Omit the pictures, then reproduce every remaining record exactly.

### PROVIDED INFORMATION:

--------------------------------

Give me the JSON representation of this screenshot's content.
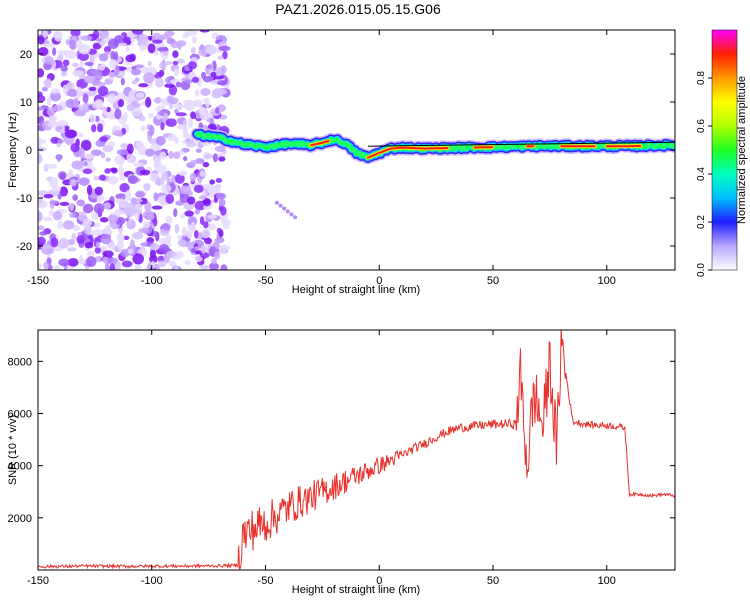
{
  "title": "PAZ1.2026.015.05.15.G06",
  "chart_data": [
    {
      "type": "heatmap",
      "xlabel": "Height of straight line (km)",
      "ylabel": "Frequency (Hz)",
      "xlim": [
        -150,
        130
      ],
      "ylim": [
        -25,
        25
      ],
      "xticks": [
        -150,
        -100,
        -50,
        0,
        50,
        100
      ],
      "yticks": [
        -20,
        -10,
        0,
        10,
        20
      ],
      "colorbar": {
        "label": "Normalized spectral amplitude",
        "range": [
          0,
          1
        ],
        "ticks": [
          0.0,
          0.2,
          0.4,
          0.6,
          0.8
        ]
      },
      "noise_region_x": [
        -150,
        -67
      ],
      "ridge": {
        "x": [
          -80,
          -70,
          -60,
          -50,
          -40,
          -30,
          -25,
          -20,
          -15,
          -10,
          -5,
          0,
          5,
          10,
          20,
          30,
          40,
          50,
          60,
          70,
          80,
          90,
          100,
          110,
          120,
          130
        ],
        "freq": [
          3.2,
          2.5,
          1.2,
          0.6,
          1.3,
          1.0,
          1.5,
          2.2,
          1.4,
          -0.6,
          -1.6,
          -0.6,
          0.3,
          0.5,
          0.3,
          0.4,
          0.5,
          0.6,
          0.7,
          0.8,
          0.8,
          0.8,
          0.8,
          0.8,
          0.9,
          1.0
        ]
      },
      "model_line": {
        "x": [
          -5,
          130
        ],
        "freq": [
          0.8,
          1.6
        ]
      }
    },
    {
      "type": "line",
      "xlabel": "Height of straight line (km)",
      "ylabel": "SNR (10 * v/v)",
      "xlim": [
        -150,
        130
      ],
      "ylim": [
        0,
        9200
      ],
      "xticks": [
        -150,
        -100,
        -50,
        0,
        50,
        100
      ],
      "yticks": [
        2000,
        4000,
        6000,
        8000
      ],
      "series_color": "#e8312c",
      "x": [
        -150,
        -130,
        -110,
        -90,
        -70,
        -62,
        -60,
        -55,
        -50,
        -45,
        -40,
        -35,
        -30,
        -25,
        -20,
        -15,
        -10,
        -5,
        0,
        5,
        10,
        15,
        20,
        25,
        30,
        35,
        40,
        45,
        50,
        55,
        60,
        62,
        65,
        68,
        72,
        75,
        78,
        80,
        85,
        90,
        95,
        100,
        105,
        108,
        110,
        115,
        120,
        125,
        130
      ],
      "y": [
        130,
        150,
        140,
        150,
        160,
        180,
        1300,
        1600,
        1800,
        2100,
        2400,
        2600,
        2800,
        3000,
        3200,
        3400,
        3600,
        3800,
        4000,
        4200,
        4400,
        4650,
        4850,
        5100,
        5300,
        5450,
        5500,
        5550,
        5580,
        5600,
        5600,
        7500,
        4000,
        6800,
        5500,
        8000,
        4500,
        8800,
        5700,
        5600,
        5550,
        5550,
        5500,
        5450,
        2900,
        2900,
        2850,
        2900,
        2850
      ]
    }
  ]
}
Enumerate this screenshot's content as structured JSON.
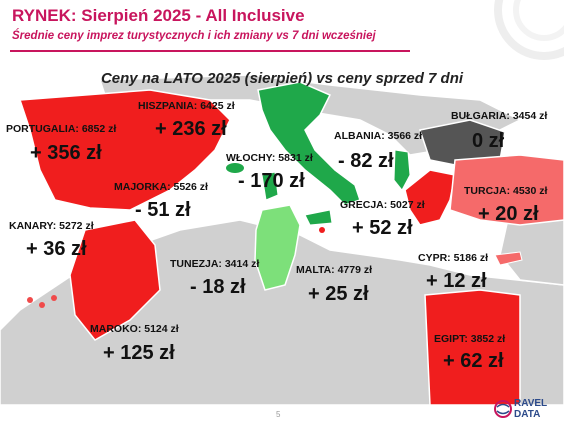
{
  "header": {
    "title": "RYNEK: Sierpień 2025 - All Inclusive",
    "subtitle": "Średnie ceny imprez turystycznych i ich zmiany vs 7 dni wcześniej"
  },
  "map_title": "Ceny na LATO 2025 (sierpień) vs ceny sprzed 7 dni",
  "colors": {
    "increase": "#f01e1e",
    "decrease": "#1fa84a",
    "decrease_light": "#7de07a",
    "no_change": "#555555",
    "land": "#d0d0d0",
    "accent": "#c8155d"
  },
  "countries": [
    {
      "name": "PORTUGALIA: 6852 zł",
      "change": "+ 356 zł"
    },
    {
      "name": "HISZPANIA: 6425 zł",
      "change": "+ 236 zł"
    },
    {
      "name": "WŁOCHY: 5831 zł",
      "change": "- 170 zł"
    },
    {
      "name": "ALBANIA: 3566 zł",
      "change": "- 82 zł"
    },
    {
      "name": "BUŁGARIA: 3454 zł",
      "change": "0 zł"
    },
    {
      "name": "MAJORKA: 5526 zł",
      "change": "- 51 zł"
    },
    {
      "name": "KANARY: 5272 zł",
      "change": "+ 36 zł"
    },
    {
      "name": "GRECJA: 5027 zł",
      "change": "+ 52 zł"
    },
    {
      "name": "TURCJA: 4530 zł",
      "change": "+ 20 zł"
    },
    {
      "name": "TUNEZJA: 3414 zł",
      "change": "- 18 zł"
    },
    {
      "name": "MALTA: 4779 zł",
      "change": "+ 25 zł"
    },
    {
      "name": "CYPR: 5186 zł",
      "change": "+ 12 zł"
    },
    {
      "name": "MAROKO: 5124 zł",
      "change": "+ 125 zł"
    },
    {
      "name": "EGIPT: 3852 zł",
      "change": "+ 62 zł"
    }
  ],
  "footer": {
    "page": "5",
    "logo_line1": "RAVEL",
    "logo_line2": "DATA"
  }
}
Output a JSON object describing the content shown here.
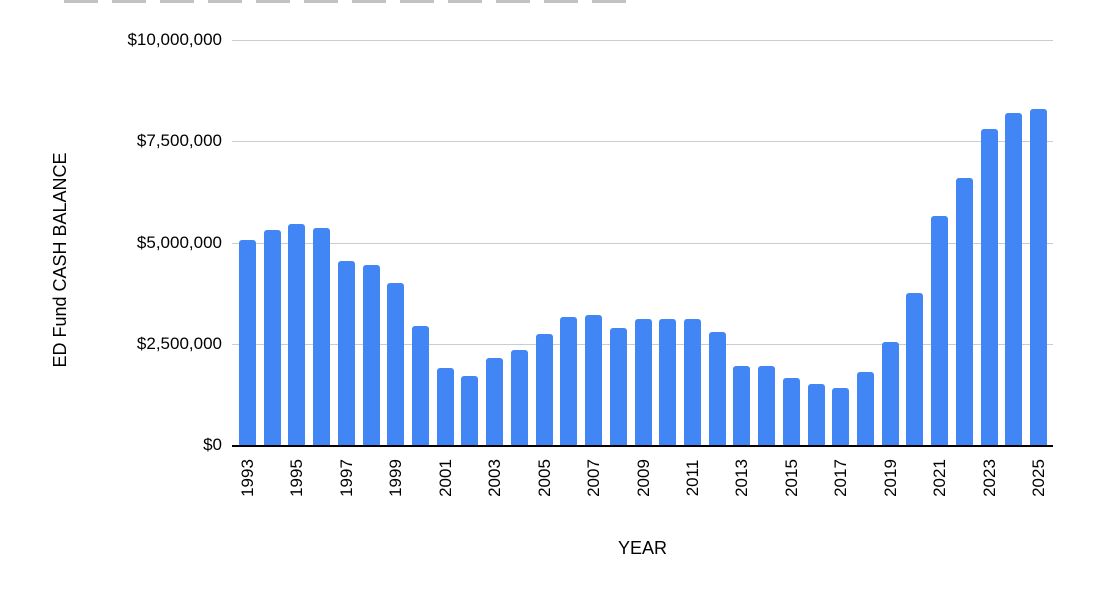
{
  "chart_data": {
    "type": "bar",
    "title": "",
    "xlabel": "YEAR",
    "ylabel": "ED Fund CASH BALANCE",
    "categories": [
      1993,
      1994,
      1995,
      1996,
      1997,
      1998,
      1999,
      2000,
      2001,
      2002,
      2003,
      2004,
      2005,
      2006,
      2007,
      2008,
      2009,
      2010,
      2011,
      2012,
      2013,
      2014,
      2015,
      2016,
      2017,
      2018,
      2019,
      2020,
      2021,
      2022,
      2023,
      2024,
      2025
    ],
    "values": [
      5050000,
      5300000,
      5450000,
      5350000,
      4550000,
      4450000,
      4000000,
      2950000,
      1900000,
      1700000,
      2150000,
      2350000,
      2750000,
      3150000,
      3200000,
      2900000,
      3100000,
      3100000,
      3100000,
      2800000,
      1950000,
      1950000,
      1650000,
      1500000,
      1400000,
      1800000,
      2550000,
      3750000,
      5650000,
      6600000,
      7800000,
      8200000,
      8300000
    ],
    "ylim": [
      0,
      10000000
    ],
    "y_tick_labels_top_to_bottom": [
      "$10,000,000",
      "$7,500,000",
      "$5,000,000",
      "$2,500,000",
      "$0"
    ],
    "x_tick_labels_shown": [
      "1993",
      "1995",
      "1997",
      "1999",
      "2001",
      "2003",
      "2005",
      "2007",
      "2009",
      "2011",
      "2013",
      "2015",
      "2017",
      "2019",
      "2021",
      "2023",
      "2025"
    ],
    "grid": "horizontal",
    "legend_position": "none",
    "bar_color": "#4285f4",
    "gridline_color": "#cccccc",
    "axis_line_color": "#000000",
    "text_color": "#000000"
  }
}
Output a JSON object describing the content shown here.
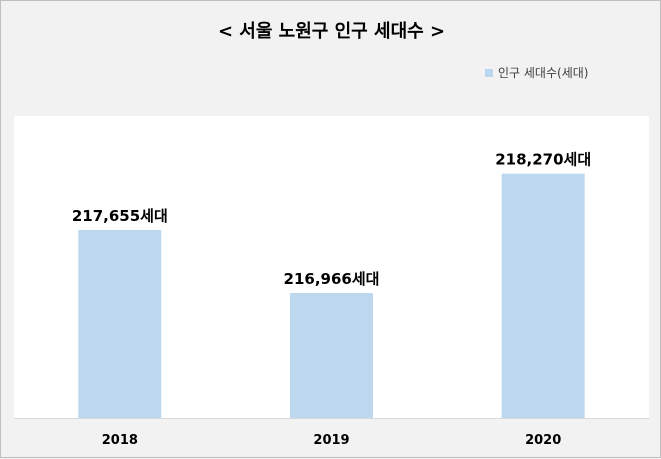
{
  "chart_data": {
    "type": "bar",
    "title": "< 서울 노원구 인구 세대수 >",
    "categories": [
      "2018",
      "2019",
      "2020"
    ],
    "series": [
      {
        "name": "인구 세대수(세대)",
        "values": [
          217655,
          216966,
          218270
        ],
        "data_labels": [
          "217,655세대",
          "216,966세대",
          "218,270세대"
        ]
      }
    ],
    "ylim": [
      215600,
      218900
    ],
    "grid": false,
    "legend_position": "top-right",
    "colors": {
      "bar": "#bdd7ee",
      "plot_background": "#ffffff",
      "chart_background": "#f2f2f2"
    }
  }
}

--------------------------------

### THE COMPLETED TASK:
Give me the JSON representation of this screenshot's content.
{
  "title": "PAZ1.2026.015.05.15.G06",
  "chart_data": [
    {
      "type": "heatmap",
      "xlabel": "Height of straight line (km)",
      "ylabel": "Frequency (Hz)",
      "xlim": [
        -150,
        130
      ],
      "ylim": [
        -25,
        25
      ],
      "xticks": [
        -150,
        -100,
        -50,
        0,
        50,
        100
      ],
      "yticks": [
        -20,
        -10,
        0,
        10,
        20
      ],
      "colorbar": {
        "label": "Normalized spectral amplitude",
        "range": [
          0,
          1
        ],
        "ticks": [
          0.0,
          0.2,
          0.4,
          0.6,
          0.8
        ]
      },
      "noise_region_x": [
        -150,
        -67
      ],
      "ridge": {
        "x": [
          -80,
          -70,
          -60,
          -50,
          -40,
          -30,
          -25,
          -20,
          -15,
          -10,
          -5,
          0,
          5,
          10,
          20,
          30,
          40,
          50,
          60,
          70,
          80,
          90,
          100,
          110,
          120,
          130
        ],
        "freq": [
          3.2,
          2.5,
          1.2,
          0.6,
          1.3,
          1.0,
          1.5,
          2.2,
          1.4,
          -0.6,
          -1.6,
          -0.6,
          0.3,
          0.5,
          0.3,
          0.4,
          0.5,
          0.6,
          0.7,
          0.8,
          0.8,
          0.8,
          0.8,
          0.8,
          0.9,
          1.0
        ]
      },
      "model_line": {
        "x": [
          -5,
          130
        ],
        "freq": [
          0.8,
          1.6
        ]
      }
    },
    {
      "type": "line",
      "xlabel": "Height of straight line (km)",
      "ylabel": "SNR (10 * v/v)",
      "xlim": [
        -150,
        130
      ],
      "ylim": [
        0,
        9200
      ],
      "xticks": [
        -150,
        -100,
        -50,
        0,
        50,
        100
      ],
      "yticks": [
        2000,
        4000,
        6000,
        8000
      ],
      "series_color": "#e8312c",
      "x": [
        -150,
        -130,
        -110,
        -90,
        -70,
        -62,
        -60,
        -55,
        -50,
        -45,
        -40,
        -35,
        -30,
        -25,
        -20,
        -15,
        -10,
        -5,
        0,
        5,
        10,
        15,
        20,
        25,
        30,
        35,
        40,
        45,
        50,
        55,
        60,
        62,
        65,
        68,
        72,
        75,
        78,
        80,
        85,
        90,
        95,
        100,
        105,
        108,
        110,
        115,
        120,
        125,
        130
      ],
      "y": [
        130,
        150,
        140,
        150,
        160,
        180,
        1300,
        1600,
        1800,
        2100,
        2400,
        2600,
        2800,
        3000,
        3200,
        3400,
        3600,
        3800,
        4000,
        4200,
        4400,
        4650,
        4850,
        5100,
        5300,
        5450,
        5500,
        5550,
        5580,
        5600,
        5600,
        7500,
        4000,
        6800,
        5500,
        8000,
        4500,
        8800,
        5700,
        5600,
        5550,
        5550,
        5500,
        5450,
        2900,
        2900,
        2850,
        2900,
        2850
      ]
    }
  ]
}
Enumerate this screenshot's content as structured JSON.
{
  "header": {
    "title": "RYNEK: Sierpień 2025 - All Inclusive",
    "subtitle": "Średnie ceny imprez turystycznych i ich zmiany vs 7 dni wcześniej"
  },
  "map_title": "Ceny na LATO 2025 (sierpień) vs ceny sprzed 7 dni",
  "colors": {
    "increase": "#f01e1e",
    "decrease": "#1fa84a",
    "decrease_light": "#7de07a",
    "no_change": "#555555",
    "land": "#d0d0d0",
    "accent": "#c8155d"
  },
  "countries": [
    {
      "name": "PORTUGALIA: 6852 zł",
      "change": "+ 356 zł"
    },
    {
      "name": "HISZPANIA: 6425 zł",
      "change": "+ 236 zł"
    },
    {
      "name": "WŁOCHY: 5831 zł",
      "change": "- 170 zł"
    },
    {
      "name": "ALBANIA: 3566 zł",
      "change": "- 82 zł"
    },
    {
      "name": "BUŁGARIA: 3454 zł",
      "change": "0 zł"
    },
    {
      "name": "MAJORKA: 5526 zł",
      "change": "- 51 zł"
    },
    {
      "name": "KANARY: 5272 zł",
      "change": "+ 36 zł"
    },
    {
      "name": "GRECJA: 5027 zł",
      "change": "+ 52 zł"
    },
    {
      "name": "TURCJA: 4530 zł",
      "change": "+ 20 zł"
    },
    {
      "name": "TUNEZJA: 3414 zł",
      "change": "- 18 zł"
    },
    {
      "name": "MALTA: 4779 zł",
      "change": "+ 25 zł"
    },
    {
      "name": "CYPR: 5186 zł",
      "change": "+ 12 zł"
    },
    {
      "name": "MAROKO: 5124 zł",
      "change": "+ 125 zł"
    },
    {
      "name": "EGIPT: 3852 zł",
      "change": "+ 62 zł"
    }
  ],
  "footer": {
    "page": "5",
    "logo_line1": "RAVEL",
    "logo_line2": "DATA"
  }
}
Output a JSON object describing the content shown here.
{
  "chart_data": {
    "type": "bar",
    "title": "",
    "xlabel": "YEAR",
    "ylabel": "ED Fund CASH BALANCE",
    "categories": [
      1993,
      1994,
      1995,
      1996,
      1997,
      1998,
      1999,
      2000,
      2001,
      2002,
      2003,
      2004,
      2005,
      2006,
      2007,
      2008,
      2009,
      2010,
      2011,
      2012,
      2013,
      2014,
      2015,
      2016,
      2017,
      2018,
      2019,
      2020,
      2021,
      2022,
      2023,
      2024,
      2025
    ],
    "values": [
      5050000,
      5300000,
      5450000,
      5350000,
      4550000,
      4450000,
      4000000,
      2950000,
      1900000,
      1700000,
      2150000,
      2350000,
      2750000,
      3150000,
      3200000,
      2900000,
      3100000,
      3100000,
      3100000,
      2800000,
      1950000,
      1950000,
      1650000,
      1500000,
      1400000,
      1800000,
      2550000,
      3750000,
      5650000,
      6600000,
      7800000,
      8200000,
      8300000
    ],
    "ylim": [
      0,
      10000000
    ],
    "y_tick_labels_top_to_bottom": [
      "$10,000,000",
      "$7,500,000",
      "$5,000,000",
      "$2,500,000",
      "$0"
    ],
    "x_tick_labels_shown": [
      "1993",
      "1995",
      "1997",
      "1999",
      "2001",
      "2003",
      "2005",
      "2007",
      "2009",
      "2011",
      "2013",
      "2015",
      "2017",
      "2019",
      "2021",
      "2023",
      "2025"
    ],
    "grid": "horizontal",
    "legend_position": "none",
    "bar_color": "#4285f4",
    "gridline_color": "#cccccc",
    "axis_line_color": "#000000",
    "text_color": "#000000"
  }
}
Output a JSON object describing the content shown here.
{
  "chart_data": {
    "type": "bar",
    "title": "< 서울 노원구 인구 세대수 >",
    "categories": [
      "2018",
      "2019",
      "2020"
    ],
    "series": [
      {
        "name": "인구 세대수(세대)",
        "values": [
          217655,
          216966,
          218270
        ],
        "data_labels": [
          "217,655세대",
          "216,966세대",
          "218,270세대"
        ]
      }
    ],
    "ylim": [
      215600,
      218900
    ],
    "grid": false,
    "legend_position": "top-right",
    "colors": {
      "bar": "#bdd7ee",
      "plot_background": "#ffffff",
      "chart_background": "#f2f2f2"
    }
  }
}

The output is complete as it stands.